[DIRECTIONS]
Please transcribe the records precisely; pictures stay out of your copy.

[DATA FOR THIS TASK]
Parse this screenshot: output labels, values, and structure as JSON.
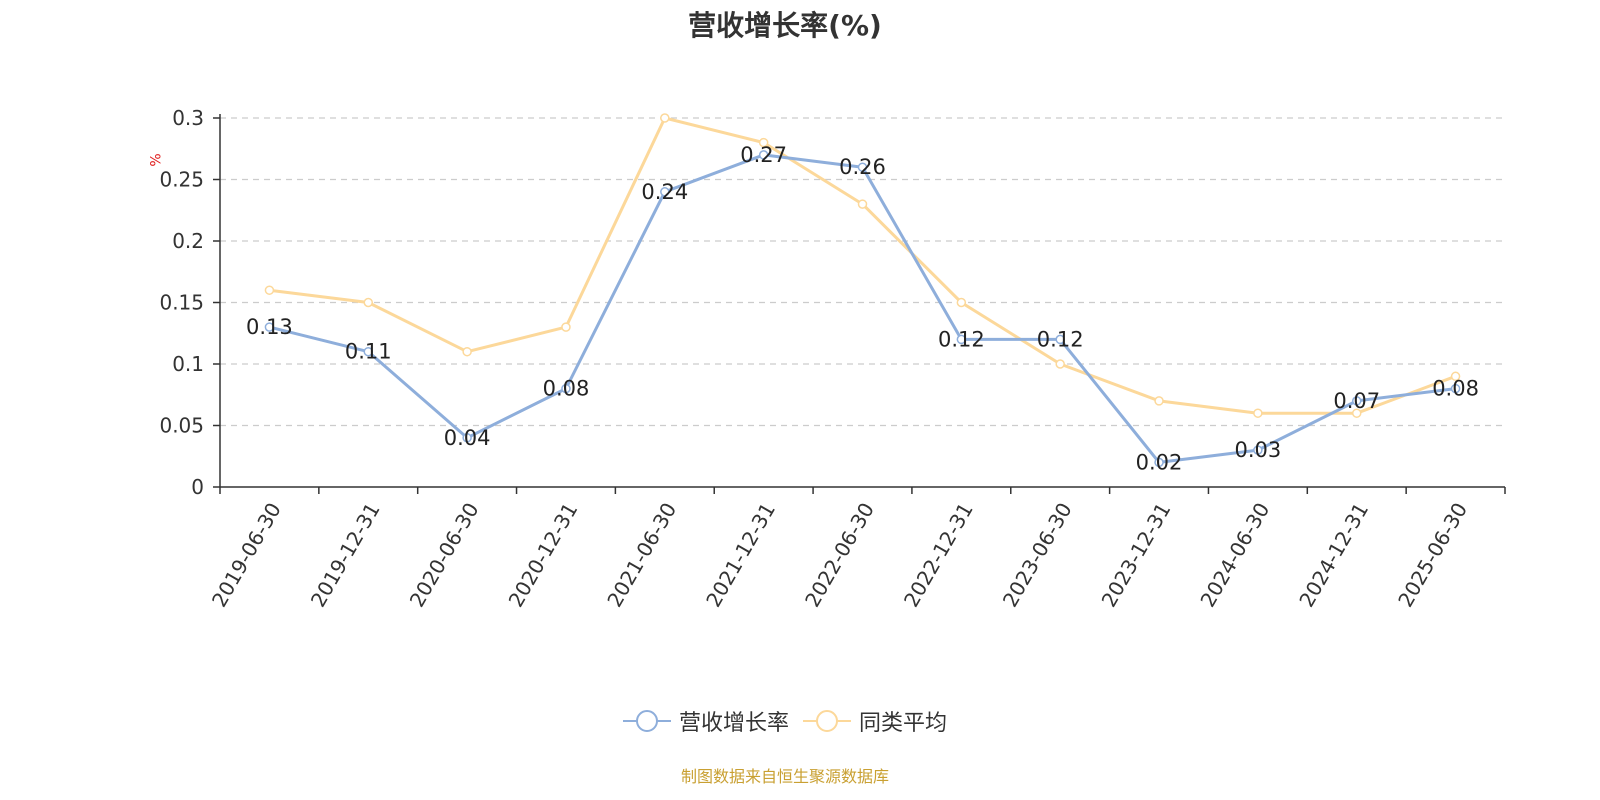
{
  "title": "营收增长率(%)",
  "unit_label": "%",
  "source_note": "制图数据来自恒生聚源数据库",
  "colors": {
    "series1": "#8eaedb",
    "series2": "#fcd89a",
    "grid": "#cccccc",
    "axis": "#333333"
  },
  "chart_data": {
    "type": "line",
    "title": "营收增长率(%)",
    "ylabel": "%",
    "ylim": [
      0,
      0.3
    ],
    "yticks": [
      "0",
      "0.05",
      "0.1",
      "0.15",
      "0.2",
      "0.25",
      "0.3"
    ],
    "grid": true,
    "legend_position": "bottom",
    "categories": [
      "2019-06-30",
      "2019-12-31",
      "2020-06-30",
      "2020-12-31",
      "2021-06-30",
      "2021-12-31",
      "2022-06-30",
      "2022-12-31",
      "2023-06-30",
      "2023-12-31",
      "2024-06-30",
      "2024-12-31",
      "2025-06-30"
    ],
    "series": [
      {
        "name": "营收增长率",
        "values": [
          0.13,
          0.11,
          0.04,
          0.08,
          0.24,
          0.27,
          0.26,
          0.12,
          0.12,
          0.02,
          0.03,
          0.07,
          0.08
        ],
        "labeled": true
      },
      {
        "name": "同类平均",
        "values": [
          0.16,
          0.15,
          0.11,
          0.13,
          0.3,
          0.28,
          0.23,
          0.15,
          0.1,
          0.07,
          0.06,
          0.06,
          0.09
        ],
        "labeled": false
      }
    ]
  }
}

[RESULT BELOW]
Parse this screenshot: output labels, values, and structure as JSON.
{
  "title": "营收增长率(%)",
  "unit_label": "%",
  "source_note": "制图数据来自恒生聚源数据库",
  "colors": {
    "series1": "#8eaedb",
    "series2": "#fcd89a",
    "grid": "#cccccc",
    "axis": "#333333"
  },
  "chart_data": {
    "type": "line",
    "title": "营收增长率(%)",
    "ylabel": "%",
    "ylim": [
      0,
      0.3
    ],
    "yticks": [
      "0",
      "0.05",
      "0.1",
      "0.15",
      "0.2",
      "0.25",
      "0.3"
    ],
    "grid": true,
    "legend_position": "bottom",
    "categories": [
      "2019-06-30",
      "2019-12-31",
      "2020-06-30",
      "2020-12-31",
      "2021-06-30",
      "2021-12-31",
      "2022-06-30",
      "2022-12-31",
      "2023-06-30",
      "2023-12-31",
      "2024-06-30",
      "2024-12-31",
      "2025-06-30"
    ],
    "series": [
      {
        "name": "营收增长率",
        "values": [
          0.13,
          0.11,
          0.04,
          0.08,
          0.24,
          0.27,
          0.26,
          0.12,
          0.12,
          0.02,
          0.03,
          0.07,
          0.08
        ],
        "labeled": true
      },
      {
        "name": "同类平均",
        "values": [
          0.16,
          0.15,
          0.11,
          0.13,
          0.3,
          0.28,
          0.23,
          0.15,
          0.1,
          0.07,
          0.06,
          0.06,
          0.09
        ],
        "labeled": false
      }
    ]
  }
}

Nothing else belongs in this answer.